**PAGE TEXT:**
<<<<
Field Birds in the Snow

By Derek Stoner, Family Program Coordinator

A Horned Lark displays the reason for its name: tiny horn-like feather tufts atop its head.
A Horned Lark displays the reason for its name: tiny horn-like feather tufts atop its head. (12/22/09 Smyrna, DE)

With the winter landscape covered in snow for the past week, the conditions were perfect for watching a particular(and perhaps peculiar) group of birds: Field Birds.  While not an actual category or official designation in ornithological terms, “field birds” are those small birds that inhabit open fields and barren habitats.

An Eastern Meadowlark perches aatop a snow pile, displaying its brilliant yellow chest.
An Eastern Meadowlark perches atop a snow pile, displaying its brilliant yellow chest. (12/22/09 Smyrna, DE)

In the winter months, flocks of Horned Larks, American Pipits, and Eastern Meadowlarks converge upon the vast agricultural fields in our region.  Often ocurring in mixed flocks of dozens or even hundreds, these birds search for seeds to eat as they work through a field.
>>>>
**REQUIRED ACTION:** Rewrite the passage of the field birds post from "Field Birds in" to "aatop a snow pile, displaying its brilliant yellow chest.", swapping "Horned Lark" for "Shore Lark".

**DATA RECORDS:**
<<<<
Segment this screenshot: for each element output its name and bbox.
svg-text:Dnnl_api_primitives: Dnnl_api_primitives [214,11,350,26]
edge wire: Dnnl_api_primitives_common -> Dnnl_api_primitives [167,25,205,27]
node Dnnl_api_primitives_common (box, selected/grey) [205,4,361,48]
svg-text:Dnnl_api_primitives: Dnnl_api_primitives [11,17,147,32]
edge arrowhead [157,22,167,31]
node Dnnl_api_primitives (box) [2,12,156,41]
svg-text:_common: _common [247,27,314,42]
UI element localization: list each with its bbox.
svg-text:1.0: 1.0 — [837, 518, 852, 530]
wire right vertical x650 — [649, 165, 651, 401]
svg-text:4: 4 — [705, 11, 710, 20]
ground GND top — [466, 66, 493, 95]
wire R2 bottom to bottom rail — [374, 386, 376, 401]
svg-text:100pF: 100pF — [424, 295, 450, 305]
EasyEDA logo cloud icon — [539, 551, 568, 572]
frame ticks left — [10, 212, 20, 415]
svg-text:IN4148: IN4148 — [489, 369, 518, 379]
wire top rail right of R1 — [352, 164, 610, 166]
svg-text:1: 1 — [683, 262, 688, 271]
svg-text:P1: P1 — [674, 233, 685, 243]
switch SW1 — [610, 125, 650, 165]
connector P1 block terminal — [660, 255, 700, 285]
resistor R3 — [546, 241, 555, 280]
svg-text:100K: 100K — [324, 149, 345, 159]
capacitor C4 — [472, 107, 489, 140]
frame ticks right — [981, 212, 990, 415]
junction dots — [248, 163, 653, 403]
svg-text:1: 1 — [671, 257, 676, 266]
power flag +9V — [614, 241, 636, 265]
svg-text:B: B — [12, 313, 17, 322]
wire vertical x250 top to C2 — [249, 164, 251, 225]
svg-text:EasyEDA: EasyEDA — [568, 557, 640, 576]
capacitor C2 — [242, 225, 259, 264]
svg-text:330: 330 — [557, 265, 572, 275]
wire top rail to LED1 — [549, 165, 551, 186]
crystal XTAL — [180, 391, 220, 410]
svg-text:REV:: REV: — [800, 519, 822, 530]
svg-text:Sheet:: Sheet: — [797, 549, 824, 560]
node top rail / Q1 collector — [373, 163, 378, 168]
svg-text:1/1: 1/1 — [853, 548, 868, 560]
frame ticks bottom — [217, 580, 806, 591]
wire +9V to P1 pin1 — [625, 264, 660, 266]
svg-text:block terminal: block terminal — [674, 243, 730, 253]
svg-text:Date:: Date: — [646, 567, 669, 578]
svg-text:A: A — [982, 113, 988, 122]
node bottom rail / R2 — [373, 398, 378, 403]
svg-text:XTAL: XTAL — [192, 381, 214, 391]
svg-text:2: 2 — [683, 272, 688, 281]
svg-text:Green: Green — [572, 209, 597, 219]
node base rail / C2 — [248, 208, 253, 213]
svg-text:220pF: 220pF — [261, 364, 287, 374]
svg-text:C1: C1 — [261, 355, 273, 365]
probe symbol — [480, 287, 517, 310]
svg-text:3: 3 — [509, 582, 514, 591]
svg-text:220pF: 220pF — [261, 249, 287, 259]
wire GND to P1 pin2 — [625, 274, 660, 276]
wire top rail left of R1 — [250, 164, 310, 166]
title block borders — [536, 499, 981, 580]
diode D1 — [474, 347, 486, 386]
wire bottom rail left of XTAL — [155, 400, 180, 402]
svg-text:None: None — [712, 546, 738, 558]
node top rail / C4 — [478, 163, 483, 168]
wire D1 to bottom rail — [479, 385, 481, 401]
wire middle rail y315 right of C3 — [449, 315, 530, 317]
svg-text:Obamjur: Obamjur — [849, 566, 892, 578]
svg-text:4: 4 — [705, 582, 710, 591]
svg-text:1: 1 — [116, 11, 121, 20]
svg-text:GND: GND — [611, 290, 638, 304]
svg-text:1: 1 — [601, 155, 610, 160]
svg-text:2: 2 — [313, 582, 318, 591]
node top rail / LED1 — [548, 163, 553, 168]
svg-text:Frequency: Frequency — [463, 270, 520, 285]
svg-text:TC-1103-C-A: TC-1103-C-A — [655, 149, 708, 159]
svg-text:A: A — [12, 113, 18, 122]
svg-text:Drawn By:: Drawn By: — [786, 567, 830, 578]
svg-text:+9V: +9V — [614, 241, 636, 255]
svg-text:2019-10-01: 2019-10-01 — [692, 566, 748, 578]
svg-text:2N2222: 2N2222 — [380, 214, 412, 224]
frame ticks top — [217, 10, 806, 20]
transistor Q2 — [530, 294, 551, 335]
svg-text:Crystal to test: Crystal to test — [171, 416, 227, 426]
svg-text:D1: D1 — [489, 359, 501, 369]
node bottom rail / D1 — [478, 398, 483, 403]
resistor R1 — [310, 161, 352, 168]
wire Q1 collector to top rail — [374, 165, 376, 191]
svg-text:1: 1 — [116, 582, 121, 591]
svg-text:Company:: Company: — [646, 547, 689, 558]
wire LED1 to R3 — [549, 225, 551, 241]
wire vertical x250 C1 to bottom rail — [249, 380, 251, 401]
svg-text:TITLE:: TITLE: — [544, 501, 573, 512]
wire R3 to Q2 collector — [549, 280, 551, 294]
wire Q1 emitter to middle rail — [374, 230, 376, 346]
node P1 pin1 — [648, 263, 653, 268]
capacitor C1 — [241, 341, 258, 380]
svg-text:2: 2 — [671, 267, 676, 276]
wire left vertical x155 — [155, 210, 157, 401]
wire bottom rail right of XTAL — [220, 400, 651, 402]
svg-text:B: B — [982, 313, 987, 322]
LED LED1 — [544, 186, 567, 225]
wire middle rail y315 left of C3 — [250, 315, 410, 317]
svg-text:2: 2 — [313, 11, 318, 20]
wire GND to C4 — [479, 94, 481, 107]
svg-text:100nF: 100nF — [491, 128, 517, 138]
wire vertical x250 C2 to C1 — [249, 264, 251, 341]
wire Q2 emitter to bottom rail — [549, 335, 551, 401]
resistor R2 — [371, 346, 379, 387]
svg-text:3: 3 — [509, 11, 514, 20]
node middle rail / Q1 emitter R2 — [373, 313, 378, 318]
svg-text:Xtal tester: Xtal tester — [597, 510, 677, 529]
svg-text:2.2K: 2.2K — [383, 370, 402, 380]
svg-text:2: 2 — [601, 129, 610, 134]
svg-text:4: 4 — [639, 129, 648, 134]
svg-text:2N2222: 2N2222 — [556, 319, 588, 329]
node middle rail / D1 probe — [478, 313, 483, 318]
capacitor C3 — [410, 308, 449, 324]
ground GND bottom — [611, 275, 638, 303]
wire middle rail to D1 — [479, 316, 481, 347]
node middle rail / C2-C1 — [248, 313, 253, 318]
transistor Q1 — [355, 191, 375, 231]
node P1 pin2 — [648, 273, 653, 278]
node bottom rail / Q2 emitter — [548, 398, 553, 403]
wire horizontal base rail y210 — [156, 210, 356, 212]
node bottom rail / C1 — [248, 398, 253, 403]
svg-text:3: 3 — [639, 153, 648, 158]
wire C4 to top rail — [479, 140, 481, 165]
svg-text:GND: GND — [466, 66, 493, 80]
>>>>
**TASK OUTPUT:**
Field Birds in the Snow

By Derek Stoner, Family Program Coordinator

A Shore Lark displays the reason for its name: tiny horn-like feather tufts atop its head.
A Shore Lark displays the reason for its name: tiny horn-like feather tufts atop its head. (12/22/09 Smyrna, DE)

With the winter landscape covered in snow for the past week, the conditions were perfect for watching a particular(and perhaps peculiar) group of birds: Field Birds.  While not an actual category or official designation in ornithological terms, “field birds” are those small birds that inhabit open fields and barren habitats.

An Eastern Meadowlark perches aatop a snow pile, displaying its brilliant yellow chest.